=== GIVEN INFORMATION ===
------------------------
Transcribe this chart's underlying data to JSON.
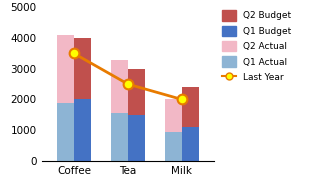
{
  "categories": [
    "Coffee",
    "Tea",
    "Milk"
  ],
  "q1_actual": [
    1900,
    1550,
    950
  ],
  "q2_actual": [
    2200,
    1750,
    1050
  ],
  "q1_budget": [
    2000,
    1500,
    1100
  ],
  "q2_budget": [
    2000,
    1500,
    1300
  ],
  "last_year": [
    3500,
    2500,
    2000
  ],
  "colors": {
    "q1_actual": "#8db4d4",
    "q2_actual": "#f2b8c6",
    "q1_budget": "#4472c4",
    "q2_budget": "#c0504d"
  },
  "line_color": "#e87b00",
  "marker_color": "#ffff00",
  "ylim": [
    0,
    5000
  ],
  "yticks": [
    0,
    1000,
    2000,
    3000,
    4000,
    5000
  ],
  "bar_width": 0.32,
  "background_color": "#ffffff",
  "figsize": [
    3.2,
    1.87
  ],
  "dpi": 100
}
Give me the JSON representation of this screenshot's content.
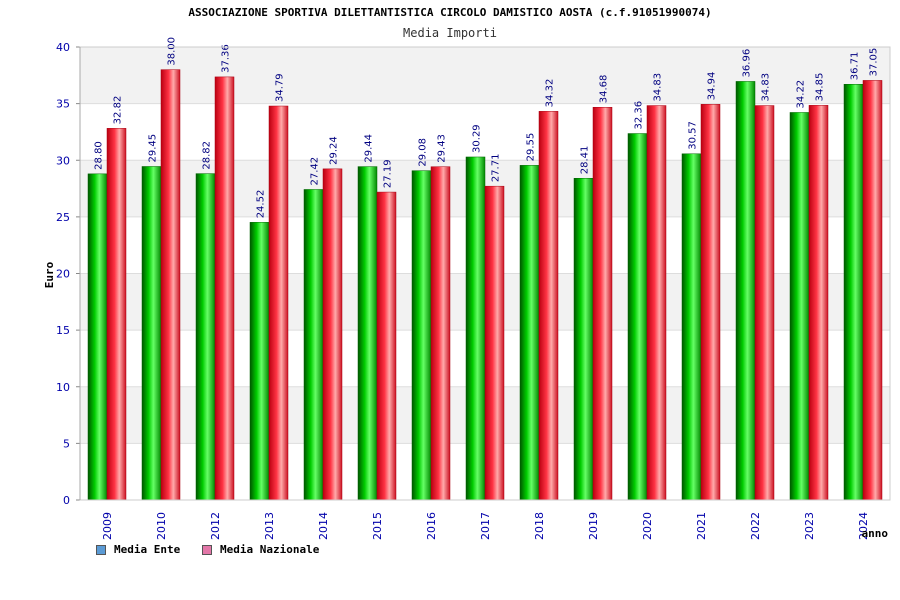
------------------------
=== WHAT IS NEEDED ===
Pick out the lines that include the word "JSON" and write them out.

=== EXERCISE ANSWER ===
Transcribe this chart's underlying data to JSON.
Give me the JSON representation of this screenshot's content.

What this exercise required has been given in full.